Data listing:
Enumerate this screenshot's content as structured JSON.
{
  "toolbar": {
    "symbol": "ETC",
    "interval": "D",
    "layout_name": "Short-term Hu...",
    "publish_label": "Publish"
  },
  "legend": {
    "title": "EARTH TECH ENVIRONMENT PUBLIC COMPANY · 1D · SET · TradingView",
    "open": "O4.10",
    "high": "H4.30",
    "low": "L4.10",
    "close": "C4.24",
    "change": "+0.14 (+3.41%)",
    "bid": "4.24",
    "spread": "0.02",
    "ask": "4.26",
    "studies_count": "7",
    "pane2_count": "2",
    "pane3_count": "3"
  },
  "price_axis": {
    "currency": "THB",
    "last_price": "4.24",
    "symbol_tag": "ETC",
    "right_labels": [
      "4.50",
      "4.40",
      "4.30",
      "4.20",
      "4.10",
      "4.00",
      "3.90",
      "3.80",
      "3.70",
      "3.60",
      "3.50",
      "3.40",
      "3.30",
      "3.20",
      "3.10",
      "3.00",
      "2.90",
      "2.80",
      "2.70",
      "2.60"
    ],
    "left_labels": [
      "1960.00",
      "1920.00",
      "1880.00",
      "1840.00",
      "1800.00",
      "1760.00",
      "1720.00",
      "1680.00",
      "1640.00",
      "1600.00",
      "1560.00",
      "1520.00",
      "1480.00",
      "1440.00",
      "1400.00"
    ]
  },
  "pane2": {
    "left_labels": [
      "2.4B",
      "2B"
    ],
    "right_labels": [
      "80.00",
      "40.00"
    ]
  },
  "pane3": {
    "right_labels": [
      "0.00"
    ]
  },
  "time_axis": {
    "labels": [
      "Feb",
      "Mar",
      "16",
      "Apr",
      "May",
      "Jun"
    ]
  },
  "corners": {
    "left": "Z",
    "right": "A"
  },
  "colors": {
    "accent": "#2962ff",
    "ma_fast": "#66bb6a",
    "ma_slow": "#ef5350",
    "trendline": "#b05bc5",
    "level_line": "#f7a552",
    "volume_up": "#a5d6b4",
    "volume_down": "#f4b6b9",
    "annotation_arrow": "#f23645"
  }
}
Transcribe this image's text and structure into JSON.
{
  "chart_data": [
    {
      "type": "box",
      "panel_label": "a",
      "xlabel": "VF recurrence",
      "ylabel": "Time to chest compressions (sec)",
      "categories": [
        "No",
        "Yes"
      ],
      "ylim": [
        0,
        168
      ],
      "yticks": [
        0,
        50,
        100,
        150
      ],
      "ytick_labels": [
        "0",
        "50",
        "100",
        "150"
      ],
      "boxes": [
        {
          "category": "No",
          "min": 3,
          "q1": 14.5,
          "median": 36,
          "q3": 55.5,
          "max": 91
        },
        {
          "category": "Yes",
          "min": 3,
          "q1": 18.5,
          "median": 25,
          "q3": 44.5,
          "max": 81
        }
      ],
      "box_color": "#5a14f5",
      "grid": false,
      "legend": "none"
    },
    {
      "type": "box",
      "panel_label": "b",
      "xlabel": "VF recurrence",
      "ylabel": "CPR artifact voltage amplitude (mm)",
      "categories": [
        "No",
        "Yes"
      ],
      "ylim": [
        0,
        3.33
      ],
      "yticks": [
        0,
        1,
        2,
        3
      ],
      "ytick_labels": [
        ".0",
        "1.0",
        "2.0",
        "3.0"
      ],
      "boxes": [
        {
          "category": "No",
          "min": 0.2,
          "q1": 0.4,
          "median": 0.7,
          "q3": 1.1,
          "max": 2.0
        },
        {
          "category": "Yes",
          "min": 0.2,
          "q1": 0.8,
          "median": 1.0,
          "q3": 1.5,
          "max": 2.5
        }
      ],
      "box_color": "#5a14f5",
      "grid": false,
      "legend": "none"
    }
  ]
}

Task instructions:
Copy out every line of the data that includes "median".

Full output:
          "median": 36,
          "median": 25,
          "median": 0.7,
          "median": 1.0,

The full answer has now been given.